▶ **Description of the task**: What is the number of lines in these entries that contain "students"? State it alone.

____ Source data

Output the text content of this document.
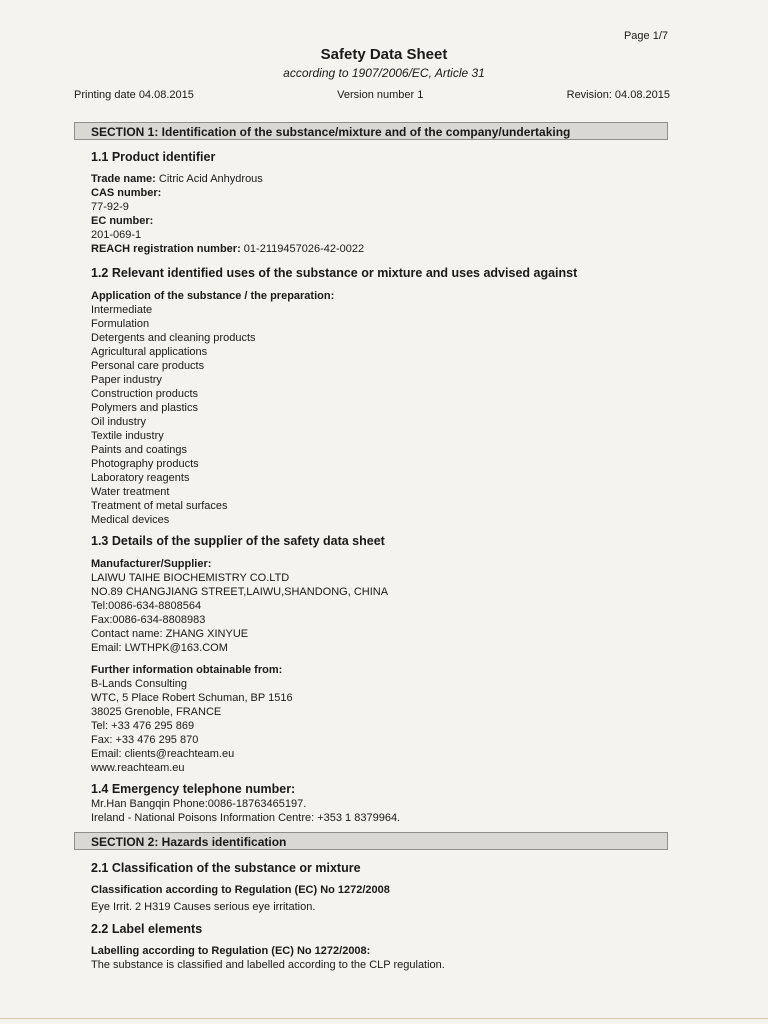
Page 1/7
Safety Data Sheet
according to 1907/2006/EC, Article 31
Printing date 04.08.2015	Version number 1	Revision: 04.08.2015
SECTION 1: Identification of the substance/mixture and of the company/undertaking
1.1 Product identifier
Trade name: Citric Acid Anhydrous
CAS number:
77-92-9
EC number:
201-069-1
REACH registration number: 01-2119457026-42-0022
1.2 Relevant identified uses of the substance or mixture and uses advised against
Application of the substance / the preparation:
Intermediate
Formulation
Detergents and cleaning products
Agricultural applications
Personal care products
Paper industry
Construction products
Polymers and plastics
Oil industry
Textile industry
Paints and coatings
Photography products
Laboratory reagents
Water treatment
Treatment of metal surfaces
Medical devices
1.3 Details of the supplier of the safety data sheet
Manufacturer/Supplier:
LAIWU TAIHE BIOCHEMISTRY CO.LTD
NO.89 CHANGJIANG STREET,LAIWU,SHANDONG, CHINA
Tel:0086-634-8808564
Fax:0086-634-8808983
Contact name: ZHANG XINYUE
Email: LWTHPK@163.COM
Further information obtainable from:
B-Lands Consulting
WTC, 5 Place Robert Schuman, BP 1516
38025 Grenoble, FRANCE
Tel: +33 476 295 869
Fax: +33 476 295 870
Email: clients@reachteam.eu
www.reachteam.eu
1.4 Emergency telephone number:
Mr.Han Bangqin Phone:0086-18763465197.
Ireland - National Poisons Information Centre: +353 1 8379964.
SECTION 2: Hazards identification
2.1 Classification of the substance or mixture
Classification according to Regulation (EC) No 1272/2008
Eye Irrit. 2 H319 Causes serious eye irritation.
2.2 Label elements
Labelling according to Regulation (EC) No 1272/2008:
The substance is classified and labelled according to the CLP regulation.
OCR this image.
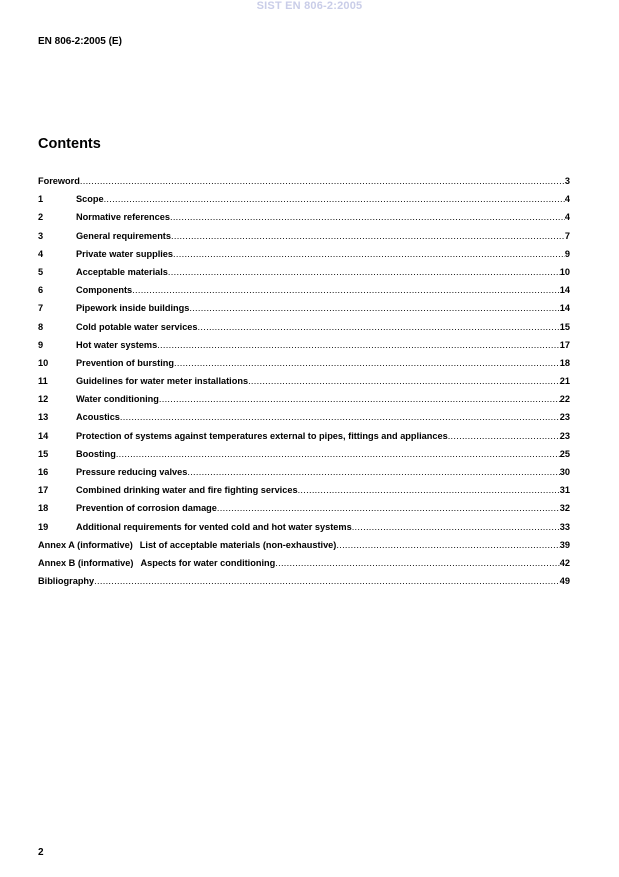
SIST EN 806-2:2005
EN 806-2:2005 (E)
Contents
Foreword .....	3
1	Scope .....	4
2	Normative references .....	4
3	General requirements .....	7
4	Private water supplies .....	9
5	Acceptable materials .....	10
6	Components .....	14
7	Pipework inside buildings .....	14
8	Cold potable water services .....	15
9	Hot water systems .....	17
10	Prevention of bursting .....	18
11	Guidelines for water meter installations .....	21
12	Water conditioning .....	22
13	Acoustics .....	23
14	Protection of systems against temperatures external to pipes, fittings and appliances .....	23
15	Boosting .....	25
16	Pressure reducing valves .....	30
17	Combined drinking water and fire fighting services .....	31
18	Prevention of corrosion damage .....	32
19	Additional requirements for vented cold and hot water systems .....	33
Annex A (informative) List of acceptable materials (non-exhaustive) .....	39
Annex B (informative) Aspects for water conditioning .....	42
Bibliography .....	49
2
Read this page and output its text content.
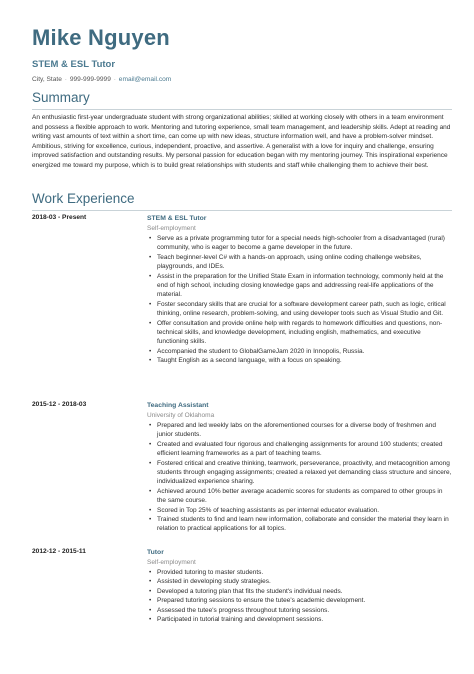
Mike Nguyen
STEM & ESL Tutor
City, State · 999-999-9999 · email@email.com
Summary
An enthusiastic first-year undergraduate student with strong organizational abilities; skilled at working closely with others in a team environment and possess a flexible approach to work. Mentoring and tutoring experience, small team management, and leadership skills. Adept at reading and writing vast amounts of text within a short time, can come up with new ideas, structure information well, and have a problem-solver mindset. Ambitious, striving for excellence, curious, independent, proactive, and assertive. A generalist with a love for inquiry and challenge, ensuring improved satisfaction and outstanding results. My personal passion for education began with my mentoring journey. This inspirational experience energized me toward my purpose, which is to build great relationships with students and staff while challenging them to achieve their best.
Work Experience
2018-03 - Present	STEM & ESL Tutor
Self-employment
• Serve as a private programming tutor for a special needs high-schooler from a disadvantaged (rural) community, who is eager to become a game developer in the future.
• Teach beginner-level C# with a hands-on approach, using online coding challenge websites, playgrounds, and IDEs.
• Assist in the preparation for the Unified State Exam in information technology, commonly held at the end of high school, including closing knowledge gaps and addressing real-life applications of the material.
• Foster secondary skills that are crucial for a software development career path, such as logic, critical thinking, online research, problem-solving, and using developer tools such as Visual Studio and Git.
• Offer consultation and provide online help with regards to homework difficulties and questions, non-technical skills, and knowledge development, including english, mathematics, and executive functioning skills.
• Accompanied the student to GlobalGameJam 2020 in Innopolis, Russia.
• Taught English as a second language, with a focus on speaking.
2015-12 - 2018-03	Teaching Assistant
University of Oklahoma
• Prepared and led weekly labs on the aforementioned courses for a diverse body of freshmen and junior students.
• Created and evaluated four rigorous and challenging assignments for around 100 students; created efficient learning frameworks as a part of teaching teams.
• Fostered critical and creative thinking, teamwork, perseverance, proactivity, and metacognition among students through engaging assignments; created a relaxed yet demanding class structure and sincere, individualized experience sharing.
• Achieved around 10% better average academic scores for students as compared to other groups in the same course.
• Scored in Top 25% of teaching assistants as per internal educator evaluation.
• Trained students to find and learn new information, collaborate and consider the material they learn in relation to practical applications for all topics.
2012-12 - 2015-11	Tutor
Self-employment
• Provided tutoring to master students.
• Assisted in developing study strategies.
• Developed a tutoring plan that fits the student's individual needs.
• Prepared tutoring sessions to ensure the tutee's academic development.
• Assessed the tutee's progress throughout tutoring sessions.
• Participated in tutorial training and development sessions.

________

▶ **Reply**: 7